*THE EXERCISE*
Transcribe the material in full. Nothing should differ except that the pictures are left out.

*TASK INPUT*

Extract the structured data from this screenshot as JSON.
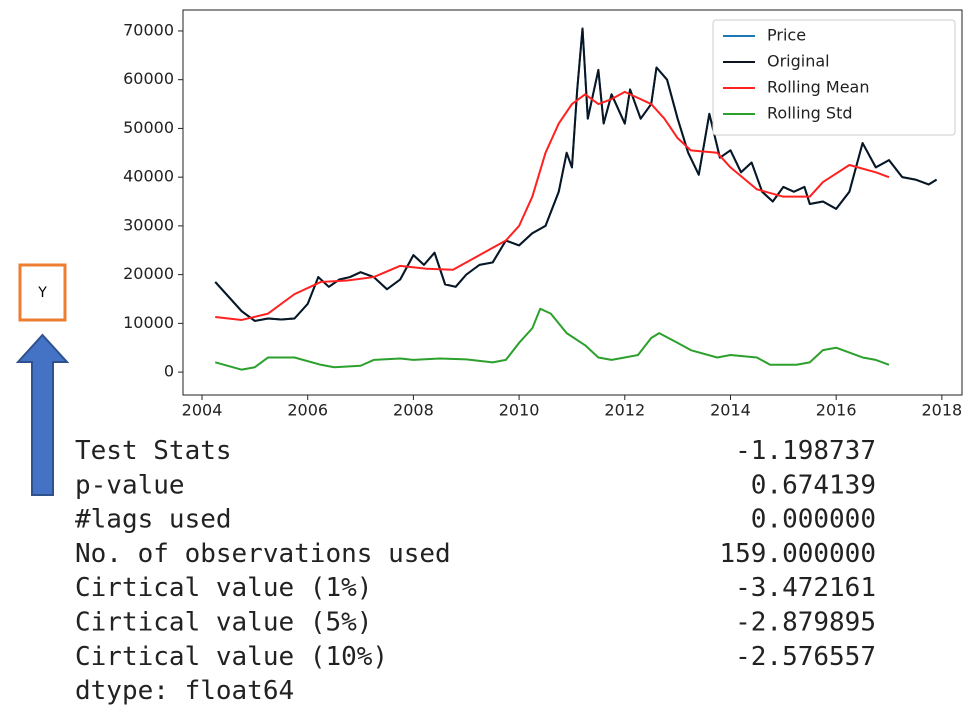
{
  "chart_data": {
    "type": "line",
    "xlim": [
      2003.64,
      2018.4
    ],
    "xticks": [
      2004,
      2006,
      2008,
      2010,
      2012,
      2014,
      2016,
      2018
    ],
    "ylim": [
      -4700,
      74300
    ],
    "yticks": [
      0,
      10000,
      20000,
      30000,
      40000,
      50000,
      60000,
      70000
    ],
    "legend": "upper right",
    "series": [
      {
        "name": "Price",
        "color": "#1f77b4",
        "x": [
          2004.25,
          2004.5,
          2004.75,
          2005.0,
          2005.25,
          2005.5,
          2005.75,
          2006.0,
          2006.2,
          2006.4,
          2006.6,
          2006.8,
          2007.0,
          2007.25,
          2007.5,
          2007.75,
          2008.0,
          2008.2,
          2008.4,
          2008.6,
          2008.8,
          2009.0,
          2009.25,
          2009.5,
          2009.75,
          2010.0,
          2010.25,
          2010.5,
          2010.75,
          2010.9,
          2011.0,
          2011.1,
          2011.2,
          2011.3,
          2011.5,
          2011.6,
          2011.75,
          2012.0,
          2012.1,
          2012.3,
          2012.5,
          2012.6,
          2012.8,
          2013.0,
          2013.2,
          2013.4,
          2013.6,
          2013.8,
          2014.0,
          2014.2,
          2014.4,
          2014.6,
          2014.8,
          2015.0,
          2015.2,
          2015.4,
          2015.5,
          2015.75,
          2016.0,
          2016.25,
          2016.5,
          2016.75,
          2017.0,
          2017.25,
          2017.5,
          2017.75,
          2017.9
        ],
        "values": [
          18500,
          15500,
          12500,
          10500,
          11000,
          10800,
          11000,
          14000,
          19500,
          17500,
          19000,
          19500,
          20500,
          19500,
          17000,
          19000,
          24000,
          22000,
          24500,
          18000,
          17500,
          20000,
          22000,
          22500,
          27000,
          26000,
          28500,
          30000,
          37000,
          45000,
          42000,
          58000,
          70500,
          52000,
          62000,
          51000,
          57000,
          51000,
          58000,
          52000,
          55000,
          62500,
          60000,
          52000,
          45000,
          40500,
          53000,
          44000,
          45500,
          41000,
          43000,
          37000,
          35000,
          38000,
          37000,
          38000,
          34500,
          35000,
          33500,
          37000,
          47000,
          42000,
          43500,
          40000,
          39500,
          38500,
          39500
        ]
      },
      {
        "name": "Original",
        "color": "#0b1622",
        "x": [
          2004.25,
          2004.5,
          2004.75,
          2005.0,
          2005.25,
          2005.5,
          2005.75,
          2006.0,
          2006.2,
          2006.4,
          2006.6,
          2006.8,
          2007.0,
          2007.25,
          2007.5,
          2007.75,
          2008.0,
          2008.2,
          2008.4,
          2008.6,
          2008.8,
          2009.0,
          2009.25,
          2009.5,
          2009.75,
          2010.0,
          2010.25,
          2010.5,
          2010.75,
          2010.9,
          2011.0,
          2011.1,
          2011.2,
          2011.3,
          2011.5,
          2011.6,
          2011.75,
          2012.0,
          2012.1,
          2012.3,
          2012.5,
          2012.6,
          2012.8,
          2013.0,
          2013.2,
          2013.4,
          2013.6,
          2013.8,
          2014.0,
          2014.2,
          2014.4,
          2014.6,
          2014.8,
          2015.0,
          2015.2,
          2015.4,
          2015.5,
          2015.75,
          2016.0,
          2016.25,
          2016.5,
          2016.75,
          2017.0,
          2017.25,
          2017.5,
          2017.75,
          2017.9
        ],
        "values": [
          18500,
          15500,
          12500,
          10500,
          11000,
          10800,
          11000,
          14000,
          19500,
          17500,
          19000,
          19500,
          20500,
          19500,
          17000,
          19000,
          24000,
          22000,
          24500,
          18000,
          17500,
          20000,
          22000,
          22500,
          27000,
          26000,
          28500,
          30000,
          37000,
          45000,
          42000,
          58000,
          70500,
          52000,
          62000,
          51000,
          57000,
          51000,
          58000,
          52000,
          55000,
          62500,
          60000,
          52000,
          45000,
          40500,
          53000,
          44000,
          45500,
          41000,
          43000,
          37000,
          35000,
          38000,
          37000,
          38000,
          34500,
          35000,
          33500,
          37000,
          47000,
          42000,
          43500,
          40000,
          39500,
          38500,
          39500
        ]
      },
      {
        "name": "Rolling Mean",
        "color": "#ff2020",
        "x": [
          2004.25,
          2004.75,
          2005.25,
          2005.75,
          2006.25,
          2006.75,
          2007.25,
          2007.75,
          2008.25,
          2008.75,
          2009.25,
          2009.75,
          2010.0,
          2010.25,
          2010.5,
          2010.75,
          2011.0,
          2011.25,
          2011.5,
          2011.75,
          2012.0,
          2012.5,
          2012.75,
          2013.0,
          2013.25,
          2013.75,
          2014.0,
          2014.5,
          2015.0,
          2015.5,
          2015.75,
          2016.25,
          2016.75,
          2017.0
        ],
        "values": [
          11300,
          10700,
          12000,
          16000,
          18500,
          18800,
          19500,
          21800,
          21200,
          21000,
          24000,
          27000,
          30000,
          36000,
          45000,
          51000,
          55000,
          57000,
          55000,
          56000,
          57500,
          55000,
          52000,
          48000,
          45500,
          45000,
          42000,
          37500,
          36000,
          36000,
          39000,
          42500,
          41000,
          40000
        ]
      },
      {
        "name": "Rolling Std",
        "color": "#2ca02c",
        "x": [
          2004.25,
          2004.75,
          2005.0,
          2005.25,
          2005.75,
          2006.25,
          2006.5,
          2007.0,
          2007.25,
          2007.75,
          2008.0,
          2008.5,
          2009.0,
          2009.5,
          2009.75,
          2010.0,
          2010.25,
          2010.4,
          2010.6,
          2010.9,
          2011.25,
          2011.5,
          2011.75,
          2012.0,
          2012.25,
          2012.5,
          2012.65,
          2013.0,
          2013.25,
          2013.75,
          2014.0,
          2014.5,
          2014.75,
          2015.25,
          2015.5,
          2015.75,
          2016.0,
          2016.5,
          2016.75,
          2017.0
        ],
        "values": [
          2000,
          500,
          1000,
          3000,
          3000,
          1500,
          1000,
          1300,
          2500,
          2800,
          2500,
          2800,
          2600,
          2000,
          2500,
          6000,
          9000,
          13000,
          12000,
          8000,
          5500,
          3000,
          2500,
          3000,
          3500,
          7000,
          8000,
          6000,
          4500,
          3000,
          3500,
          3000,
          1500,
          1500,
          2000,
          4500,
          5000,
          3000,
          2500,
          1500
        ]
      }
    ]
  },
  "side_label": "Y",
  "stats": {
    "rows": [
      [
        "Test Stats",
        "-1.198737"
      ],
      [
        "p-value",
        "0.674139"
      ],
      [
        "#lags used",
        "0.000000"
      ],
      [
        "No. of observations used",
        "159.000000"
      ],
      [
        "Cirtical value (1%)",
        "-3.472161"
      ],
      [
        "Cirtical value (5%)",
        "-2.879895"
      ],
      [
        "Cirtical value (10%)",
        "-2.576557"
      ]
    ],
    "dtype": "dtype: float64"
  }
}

*WRITTEN RESPONSE*
Extract the structured data from this screenshot as JSON.
{
  "chart_data": {
    "type": "line",
    "xlim": [
      2003.64,
      2018.4
    ],
    "xticks": [
      2004,
      2006,
      2008,
      2010,
      2012,
      2014,
      2016,
      2018
    ],
    "ylim": [
      -4700,
      74300
    ],
    "yticks": [
      0,
      10000,
      20000,
      30000,
      40000,
      50000,
      60000,
      70000
    ],
    "legend": "upper right",
    "series": [
      {
        "name": "Price",
        "color": "#1f77b4",
        "x": [
          2004.25,
          2004.5,
          2004.75,
          2005.0,
          2005.25,
          2005.5,
          2005.75,
          2006.0,
          2006.2,
          2006.4,
          2006.6,
          2006.8,
          2007.0,
          2007.25,
          2007.5,
          2007.75,
          2008.0,
          2008.2,
          2008.4,
          2008.6,
          2008.8,
          2009.0,
          2009.25,
          2009.5,
          2009.75,
          2010.0,
          2010.25,
          2010.5,
          2010.75,
          2010.9,
          2011.0,
          2011.1,
          2011.2,
          2011.3,
          2011.5,
          2011.6,
          2011.75,
          2012.0,
          2012.1,
          2012.3,
          2012.5,
          2012.6,
          2012.8,
          2013.0,
          2013.2,
          2013.4,
          2013.6,
          2013.8,
          2014.0,
          2014.2,
          2014.4,
          2014.6,
          2014.8,
          2015.0,
          2015.2,
          2015.4,
          2015.5,
          2015.75,
          2016.0,
          2016.25,
          2016.5,
          2016.75,
          2017.0,
          2017.25,
          2017.5,
          2017.75,
          2017.9
        ],
        "values": [
          18500,
          15500,
          12500,
          10500,
          11000,
          10800,
          11000,
          14000,
          19500,
          17500,
          19000,
          19500,
          20500,
          19500,
          17000,
          19000,
          24000,
          22000,
          24500,
          18000,
          17500,
          20000,
          22000,
          22500,
          27000,
          26000,
          28500,
          30000,
          37000,
          45000,
          42000,
          58000,
          70500,
          52000,
          62000,
          51000,
          57000,
          51000,
          58000,
          52000,
          55000,
          62500,
          60000,
          52000,
          45000,
          40500,
          53000,
          44000,
          45500,
          41000,
          43000,
          37000,
          35000,
          38000,
          37000,
          38000,
          34500,
          35000,
          33500,
          37000,
          47000,
          42000,
          43500,
          40000,
          39500,
          38500,
          39500
        ]
      },
      {
        "name": "Original",
        "color": "#0b1622",
        "x": [
          2004.25,
          2004.5,
          2004.75,
          2005.0,
          2005.25,
          2005.5,
          2005.75,
          2006.0,
          2006.2,
          2006.4,
          2006.6,
          2006.8,
          2007.0,
          2007.25,
          2007.5,
          2007.75,
          2008.0,
          2008.2,
          2008.4,
          2008.6,
          2008.8,
          2009.0,
          2009.25,
          2009.5,
          2009.75,
          2010.0,
          2010.25,
          2010.5,
          2010.75,
          2010.9,
          2011.0,
          2011.1,
          2011.2,
          2011.3,
          2011.5,
          2011.6,
          2011.75,
          2012.0,
          2012.1,
          2012.3,
          2012.5,
          2012.6,
          2012.8,
          2013.0,
          2013.2,
          2013.4,
          2013.6,
          2013.8,
          2014.0,
          2014.2,
          2014.4,
          2014.6,
          2014.8,
          2015.0,
          2015.2,
          2015.4,
          2015.5,
          2015.75,
          2016.0,
          2016.25,
          2016.5,
          2016.75,
          2017.0,
          2017.25,
          2017.5,
          2017.75,
          2017.9
        ],
        "values": [
          18500,
          15500,
          12500,
          10500,
          11000,
          10800,
          11000,
          14000,
          19500,
          17500,
          19000,
          19500,
          20500,
          19500,
          17000,
          19000,
          24000,
          22000,
          24500,
          18000,
          17500,
          20000,
          22000,
          22500,
          27000,
          26000,
          28500,
          30000,
          37000,
          45000,
          42000,
          58000,
          70500,
          52000,
          62000,
          51000,
          57000,
          51000,
          58000,
          52000,
          55000,
          62500,
          60000,
          52000,
          45000,
          40500,
          53000,
          44000,
          45500,
          41000,
          43000,
          37000,
          35000,
          38000,
          37000,
          38000,
          34500,
          35000,
          33500,
          37000,
          47000,
          42000,
          43500,
          40000,
          39500,
          38500,
          39500
        ]
      },
      {
        "name": "Rolling Mean",
        "color": "#ff2020",
        "x": [
          2004.25,
          2004.75,
          2005.25,
          2005.75,
          2006.25,
          2006.75,
          2007.25,
          2007.75,
          2008.25,
          2008.75,
          2009.25,
          2009.75,
          2010.0,
          2010.25,
          2010.5,
          2010.75,
          2011.0,
          2011.25,
          2011.5,
          2011.75,
          2012.0,
          2012.5,
          2012.75,
          2013.0,
          2013.25,
          2013.75,
          2014.0,
          2014.5,
          2015.0,
          2015.5,
          2015.75,
          2016.25,
          2016.75,
          2017.0
        ],
        "values": [
          11300,
          10700,
          12000,
          16000,
          18500,
          18800,
          19500,
          21800,
          21200,
          21000,
          24000,
          27000,
          30000,
          36000,
          45000,
          51000,
          55000,
          57000,
          55000,
          56000,
          57500,
          55000,
          52000,
          48000,
          45500,
          45000,
          42000,
          37500,
          36000,
          36000,
          39000,
          42500,
          41000,
          40000
        ]
      },
      {
        "name": "Rolling Std",
        "color": "#2ca02c",
        "x": [
          2004.25,
          2004.75,
          2005.0,
          2005.25,
          2005.75,
          2006.25,
          2006.5,
          2007.0,
          2007.25,
          2007.75,
          2008.0,
          2008.5,
          2009.0,
          2009.5,
          2009.75,
          2010.0,
          2010.25,
          2010.4,
          2010.6,
          2010.9,
          2011.25,
          2011.5,
          2011.75,
          2012.0,
          2012.25,
          2012.5,
          2012.65,
          2013.0,
          2013.25,
          2013.75,
          2014.0,
          2014.5,
          2014.75,
          2015.25,
          2015.5,
          2015.75,
          2016.0,
          2016.5,
          2016.75,
          2017.0
        ],
        "values": [
          2000,
          500,
          1000,
          3000,
          3000,
          1500,
          1000,
          1300,
          2500,
          2800,
          2500,
          2800,
          2600,
          2000,
          2500,
          6000,
          9000,
          13000,
          12000,
          8000,
          5500,
          3000,
          2500,
          3000,
          3500,
          7000,
          8000,
          6000,
          4500,
          3000,
          3500,
          3000,
          1500,
          1500,
          2000,
          4500,
          5000,
          3000,
          2500,
          1500
        ]
      }
    ]
  },
  "side_label": "Y",
  "stats": {
    "rows": [
      [
        "Test Stats",
        "-1.198737"
      ],
      [
        "p-value",
        "0.674139"
      ],
      [
        "#lags used",
        "0.000000"
      ],
      [
        "No. of observations used",
        "159.000000"
      ],
      [
        "Cirtical value (1%)",
        "-3.472161"
      ],
      [
        "Cirtical value (5%)",
        "-2.879895"
      ],
      [
        "Cirtical value (10%)",
        "-2.576557"
      ]
    ],
    "dtype": "dtype: float64"
  }
}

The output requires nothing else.